**Stated goal**:
Each line that holds the word "flag" is to be identified and copied.

**Task material**:
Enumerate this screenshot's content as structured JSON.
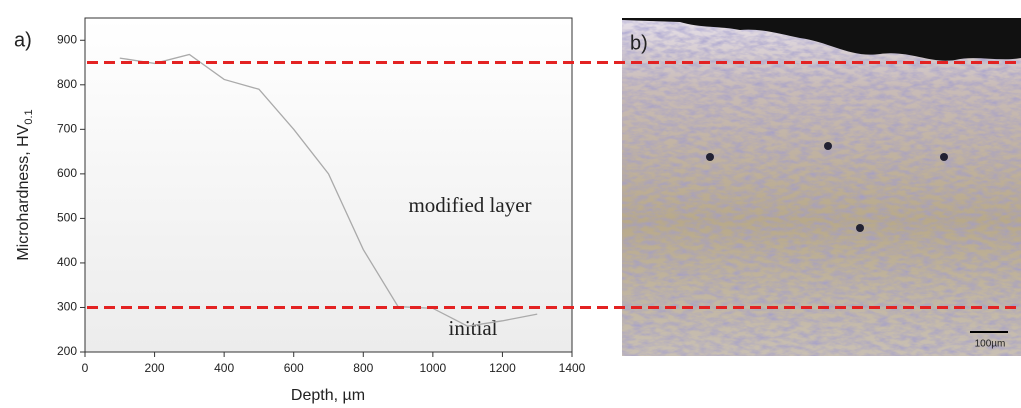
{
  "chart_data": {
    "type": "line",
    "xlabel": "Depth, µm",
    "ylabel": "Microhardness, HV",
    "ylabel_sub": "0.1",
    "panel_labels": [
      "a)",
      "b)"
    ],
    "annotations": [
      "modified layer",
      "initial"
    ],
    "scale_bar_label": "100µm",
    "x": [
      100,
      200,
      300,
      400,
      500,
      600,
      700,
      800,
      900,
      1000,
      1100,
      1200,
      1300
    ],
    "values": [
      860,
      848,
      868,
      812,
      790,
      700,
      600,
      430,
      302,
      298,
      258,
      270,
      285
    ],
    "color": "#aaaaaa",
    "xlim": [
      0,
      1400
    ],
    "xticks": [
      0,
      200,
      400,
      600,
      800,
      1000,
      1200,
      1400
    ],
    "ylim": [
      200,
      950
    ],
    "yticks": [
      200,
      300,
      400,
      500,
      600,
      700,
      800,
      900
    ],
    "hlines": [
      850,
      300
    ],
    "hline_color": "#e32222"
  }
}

...

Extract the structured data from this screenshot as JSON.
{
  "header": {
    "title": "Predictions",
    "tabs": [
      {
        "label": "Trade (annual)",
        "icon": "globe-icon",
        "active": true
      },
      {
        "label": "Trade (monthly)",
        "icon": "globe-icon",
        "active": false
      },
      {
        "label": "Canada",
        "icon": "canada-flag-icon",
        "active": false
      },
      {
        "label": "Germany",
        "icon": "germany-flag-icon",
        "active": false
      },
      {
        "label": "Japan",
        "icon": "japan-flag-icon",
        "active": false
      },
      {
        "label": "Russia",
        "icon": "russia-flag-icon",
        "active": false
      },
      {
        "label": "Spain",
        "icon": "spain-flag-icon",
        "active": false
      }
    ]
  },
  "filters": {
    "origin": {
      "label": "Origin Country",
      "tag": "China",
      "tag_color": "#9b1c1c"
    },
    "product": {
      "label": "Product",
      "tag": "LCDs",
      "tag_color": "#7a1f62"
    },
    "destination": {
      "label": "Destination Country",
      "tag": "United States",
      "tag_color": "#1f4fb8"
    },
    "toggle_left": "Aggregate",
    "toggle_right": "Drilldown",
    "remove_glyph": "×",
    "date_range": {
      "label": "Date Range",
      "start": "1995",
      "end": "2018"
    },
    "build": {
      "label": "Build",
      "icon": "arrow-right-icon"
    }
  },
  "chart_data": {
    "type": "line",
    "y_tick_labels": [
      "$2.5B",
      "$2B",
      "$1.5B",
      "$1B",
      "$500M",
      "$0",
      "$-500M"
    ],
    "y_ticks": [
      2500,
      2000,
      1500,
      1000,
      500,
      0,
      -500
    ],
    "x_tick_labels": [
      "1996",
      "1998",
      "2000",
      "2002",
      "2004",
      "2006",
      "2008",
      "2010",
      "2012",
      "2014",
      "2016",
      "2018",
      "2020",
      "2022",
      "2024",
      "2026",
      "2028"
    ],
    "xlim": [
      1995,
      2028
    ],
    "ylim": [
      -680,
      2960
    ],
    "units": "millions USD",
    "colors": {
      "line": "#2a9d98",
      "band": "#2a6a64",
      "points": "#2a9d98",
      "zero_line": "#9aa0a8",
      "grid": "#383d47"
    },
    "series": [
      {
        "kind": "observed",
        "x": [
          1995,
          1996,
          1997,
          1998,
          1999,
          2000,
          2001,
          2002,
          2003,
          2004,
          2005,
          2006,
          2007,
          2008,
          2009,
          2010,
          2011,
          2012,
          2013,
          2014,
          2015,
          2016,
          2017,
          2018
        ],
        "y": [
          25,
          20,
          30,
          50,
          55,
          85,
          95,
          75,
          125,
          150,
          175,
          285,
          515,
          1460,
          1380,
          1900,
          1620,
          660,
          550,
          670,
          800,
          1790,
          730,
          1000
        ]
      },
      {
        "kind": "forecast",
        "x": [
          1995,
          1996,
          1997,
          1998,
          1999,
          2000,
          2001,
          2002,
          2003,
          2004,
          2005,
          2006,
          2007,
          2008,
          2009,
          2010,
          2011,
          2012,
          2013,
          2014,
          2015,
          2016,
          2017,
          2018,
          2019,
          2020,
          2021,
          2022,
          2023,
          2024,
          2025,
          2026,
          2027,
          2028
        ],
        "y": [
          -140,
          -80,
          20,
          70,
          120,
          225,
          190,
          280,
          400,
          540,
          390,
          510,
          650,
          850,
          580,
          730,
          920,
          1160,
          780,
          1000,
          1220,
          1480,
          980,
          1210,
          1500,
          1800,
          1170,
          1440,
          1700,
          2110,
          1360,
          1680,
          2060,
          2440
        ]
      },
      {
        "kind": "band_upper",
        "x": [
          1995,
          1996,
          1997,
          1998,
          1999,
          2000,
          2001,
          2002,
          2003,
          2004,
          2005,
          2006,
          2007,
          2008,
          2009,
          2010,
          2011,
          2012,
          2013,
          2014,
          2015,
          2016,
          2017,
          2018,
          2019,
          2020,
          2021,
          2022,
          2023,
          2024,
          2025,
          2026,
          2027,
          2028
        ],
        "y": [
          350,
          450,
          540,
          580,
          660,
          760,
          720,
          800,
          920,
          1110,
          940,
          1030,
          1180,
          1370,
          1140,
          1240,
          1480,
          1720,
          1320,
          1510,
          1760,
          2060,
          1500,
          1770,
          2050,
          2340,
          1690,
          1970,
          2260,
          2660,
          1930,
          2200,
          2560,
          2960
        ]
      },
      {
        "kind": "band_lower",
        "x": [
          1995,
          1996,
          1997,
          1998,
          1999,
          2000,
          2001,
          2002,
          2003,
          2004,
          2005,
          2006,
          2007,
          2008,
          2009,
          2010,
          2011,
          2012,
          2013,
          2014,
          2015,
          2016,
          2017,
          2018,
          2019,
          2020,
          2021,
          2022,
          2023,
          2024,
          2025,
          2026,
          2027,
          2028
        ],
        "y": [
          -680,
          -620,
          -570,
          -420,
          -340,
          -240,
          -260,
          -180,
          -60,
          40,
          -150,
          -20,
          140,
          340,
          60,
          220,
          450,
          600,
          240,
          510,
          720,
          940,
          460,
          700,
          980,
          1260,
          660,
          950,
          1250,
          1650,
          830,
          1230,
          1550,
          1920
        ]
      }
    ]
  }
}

**Expected answer**:
        "icon": "canada-flag-icon",
        "icon": "germany-flag-icon",
        "icon": "japan-flag-icon",
        "icon": "russia-flag-icon",
        "icon": "spain-flag-icon",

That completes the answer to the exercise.